[Collected data entries]

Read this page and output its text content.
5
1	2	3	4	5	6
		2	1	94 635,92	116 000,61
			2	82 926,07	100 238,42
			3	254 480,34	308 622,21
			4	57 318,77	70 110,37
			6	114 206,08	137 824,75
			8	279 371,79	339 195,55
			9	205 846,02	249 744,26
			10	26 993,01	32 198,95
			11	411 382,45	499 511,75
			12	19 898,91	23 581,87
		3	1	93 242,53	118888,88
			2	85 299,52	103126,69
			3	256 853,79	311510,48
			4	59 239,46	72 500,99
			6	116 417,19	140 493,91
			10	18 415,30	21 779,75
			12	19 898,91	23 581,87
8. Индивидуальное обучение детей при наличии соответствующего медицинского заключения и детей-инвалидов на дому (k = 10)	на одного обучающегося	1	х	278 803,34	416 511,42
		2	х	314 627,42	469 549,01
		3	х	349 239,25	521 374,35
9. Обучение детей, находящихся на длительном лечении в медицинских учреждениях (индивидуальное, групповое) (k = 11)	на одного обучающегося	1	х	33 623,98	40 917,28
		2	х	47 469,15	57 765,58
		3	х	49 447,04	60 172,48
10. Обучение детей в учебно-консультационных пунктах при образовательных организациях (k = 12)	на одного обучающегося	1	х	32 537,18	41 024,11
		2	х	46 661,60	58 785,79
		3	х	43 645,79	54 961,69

• _Exercise objective_: Gather and return every line that holds the string "детей".

• _Full solution_:
8. Индивидуальное обучение детей при наличии соответствующего медицинского заключения и детей-инвалидов на дому (k = 10)	на одного обучающегося	1	х	278 803,34	416 511,42
9. Обучение детей, находящихся на длительном лечении в медицинских учреждениях (индивидуальное, групповое) (k = 11)	на одного обучающегося	1	х	33 623,98	40 917,28
10. Обучение детей в учебно-консультационных пунктах при образовательных организациях (k = 12)	на одного обучающегося	1	х	32 537,18	41 024,11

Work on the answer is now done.